— Start DATA SUPPLIED —

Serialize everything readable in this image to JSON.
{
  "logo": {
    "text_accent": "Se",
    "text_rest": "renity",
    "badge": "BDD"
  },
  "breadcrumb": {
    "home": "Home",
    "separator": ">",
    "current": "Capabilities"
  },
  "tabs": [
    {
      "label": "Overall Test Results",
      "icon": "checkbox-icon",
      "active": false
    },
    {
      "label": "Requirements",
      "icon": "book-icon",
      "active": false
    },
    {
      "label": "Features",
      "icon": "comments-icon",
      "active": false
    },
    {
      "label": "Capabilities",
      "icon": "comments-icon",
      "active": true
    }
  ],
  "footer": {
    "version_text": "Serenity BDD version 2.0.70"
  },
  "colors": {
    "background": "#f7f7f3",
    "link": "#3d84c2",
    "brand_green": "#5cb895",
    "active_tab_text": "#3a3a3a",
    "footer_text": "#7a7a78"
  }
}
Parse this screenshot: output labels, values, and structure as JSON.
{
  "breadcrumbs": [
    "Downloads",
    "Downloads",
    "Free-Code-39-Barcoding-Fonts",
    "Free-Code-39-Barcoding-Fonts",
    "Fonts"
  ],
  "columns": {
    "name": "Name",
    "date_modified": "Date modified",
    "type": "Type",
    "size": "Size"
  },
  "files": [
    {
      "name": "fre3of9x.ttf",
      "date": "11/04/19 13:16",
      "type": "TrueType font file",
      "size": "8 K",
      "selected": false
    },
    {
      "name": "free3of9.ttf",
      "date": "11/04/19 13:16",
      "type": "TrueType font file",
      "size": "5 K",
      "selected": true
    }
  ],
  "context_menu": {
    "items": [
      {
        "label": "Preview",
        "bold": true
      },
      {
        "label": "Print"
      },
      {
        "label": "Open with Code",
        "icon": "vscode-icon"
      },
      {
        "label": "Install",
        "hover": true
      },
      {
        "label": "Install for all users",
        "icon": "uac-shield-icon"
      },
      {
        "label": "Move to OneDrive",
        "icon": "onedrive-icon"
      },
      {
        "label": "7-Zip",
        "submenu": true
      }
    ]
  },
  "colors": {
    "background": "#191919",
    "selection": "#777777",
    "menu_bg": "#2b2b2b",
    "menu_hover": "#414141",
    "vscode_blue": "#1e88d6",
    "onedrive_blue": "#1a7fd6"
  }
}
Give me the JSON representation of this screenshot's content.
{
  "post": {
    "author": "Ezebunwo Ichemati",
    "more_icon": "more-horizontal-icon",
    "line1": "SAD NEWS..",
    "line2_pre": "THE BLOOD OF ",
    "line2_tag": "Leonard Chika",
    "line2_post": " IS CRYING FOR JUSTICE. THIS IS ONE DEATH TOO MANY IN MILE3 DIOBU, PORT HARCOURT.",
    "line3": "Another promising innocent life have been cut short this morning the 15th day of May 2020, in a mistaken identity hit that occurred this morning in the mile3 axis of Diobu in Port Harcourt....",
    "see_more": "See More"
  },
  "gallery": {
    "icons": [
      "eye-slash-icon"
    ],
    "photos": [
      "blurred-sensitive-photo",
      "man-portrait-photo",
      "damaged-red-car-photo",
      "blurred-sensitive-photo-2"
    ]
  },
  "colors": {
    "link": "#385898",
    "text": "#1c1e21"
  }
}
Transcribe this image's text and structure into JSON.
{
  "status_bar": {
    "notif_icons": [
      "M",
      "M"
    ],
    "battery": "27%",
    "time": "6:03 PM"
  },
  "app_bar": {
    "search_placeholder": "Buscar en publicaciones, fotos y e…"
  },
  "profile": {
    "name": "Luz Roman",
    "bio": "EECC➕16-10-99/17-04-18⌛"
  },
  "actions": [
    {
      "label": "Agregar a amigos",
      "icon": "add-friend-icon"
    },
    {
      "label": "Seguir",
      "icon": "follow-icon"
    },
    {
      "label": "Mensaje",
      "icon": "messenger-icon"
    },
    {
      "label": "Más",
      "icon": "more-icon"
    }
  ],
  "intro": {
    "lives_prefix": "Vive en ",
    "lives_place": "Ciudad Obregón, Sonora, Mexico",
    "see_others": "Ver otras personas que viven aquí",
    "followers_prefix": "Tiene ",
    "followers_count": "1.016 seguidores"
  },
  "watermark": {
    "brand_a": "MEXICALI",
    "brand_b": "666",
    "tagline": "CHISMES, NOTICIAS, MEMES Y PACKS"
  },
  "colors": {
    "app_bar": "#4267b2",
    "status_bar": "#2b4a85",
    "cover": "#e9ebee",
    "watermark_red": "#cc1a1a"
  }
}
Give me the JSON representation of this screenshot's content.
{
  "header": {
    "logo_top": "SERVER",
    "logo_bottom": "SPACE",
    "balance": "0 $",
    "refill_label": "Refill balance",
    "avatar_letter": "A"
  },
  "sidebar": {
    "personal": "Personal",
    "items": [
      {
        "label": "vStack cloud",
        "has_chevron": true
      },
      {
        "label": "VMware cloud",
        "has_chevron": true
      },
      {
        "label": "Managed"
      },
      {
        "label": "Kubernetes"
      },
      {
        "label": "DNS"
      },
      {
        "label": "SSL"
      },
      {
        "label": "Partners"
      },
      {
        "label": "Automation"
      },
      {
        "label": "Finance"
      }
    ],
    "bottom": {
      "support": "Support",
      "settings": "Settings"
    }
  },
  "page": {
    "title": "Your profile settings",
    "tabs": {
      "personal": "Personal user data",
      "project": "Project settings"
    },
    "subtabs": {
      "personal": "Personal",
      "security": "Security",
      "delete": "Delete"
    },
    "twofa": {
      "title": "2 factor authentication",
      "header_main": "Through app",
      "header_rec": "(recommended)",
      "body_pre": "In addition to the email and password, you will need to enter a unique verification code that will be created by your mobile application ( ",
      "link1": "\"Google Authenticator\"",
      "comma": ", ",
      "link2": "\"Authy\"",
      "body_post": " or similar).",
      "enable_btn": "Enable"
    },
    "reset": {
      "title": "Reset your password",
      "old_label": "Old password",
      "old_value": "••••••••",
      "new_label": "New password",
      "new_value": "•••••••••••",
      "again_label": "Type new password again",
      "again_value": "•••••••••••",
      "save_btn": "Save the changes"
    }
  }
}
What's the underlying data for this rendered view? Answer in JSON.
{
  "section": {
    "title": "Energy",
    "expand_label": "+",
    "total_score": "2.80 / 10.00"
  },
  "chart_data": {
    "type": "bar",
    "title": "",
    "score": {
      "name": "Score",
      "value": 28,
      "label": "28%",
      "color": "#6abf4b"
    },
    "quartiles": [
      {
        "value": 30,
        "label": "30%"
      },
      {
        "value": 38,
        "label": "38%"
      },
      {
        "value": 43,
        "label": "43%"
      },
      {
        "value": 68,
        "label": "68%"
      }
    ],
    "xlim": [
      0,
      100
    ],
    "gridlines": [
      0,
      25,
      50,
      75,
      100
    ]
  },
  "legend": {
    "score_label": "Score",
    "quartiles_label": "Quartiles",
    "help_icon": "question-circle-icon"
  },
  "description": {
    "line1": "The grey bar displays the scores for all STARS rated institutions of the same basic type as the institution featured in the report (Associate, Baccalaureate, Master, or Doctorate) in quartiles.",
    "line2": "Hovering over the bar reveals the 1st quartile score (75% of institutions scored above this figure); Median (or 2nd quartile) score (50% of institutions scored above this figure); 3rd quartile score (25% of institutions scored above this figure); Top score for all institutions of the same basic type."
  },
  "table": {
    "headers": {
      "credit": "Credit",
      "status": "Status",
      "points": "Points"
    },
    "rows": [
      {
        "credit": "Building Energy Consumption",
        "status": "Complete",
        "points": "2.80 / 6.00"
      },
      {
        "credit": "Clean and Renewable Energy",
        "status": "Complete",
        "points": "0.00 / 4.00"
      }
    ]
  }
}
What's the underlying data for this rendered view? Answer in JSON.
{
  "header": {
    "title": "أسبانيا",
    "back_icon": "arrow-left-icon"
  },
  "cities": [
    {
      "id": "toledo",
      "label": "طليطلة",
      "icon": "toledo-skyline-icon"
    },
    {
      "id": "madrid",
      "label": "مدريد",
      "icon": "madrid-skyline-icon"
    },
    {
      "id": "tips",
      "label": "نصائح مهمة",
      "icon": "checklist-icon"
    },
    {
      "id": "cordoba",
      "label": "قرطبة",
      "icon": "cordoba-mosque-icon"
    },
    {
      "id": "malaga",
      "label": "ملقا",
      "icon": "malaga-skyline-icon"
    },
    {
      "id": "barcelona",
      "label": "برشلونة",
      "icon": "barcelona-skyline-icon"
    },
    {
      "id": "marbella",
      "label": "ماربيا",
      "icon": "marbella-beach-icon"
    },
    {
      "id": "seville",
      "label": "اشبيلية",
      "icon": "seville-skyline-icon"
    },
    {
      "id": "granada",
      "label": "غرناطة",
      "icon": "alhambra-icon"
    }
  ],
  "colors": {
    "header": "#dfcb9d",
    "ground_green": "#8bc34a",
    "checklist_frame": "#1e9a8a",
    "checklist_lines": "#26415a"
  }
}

— End DATA SUPPLIED —

REQUIRED TASK
Extract all lines that hold the word "title".

EXPECTED OUTPUT
    "title": "Your profile settings",
      "title": "2 factor authentication",
      "title": "Reset your password",
    "title": "Energy",
    "title": "",
    "title": "أسبانيا",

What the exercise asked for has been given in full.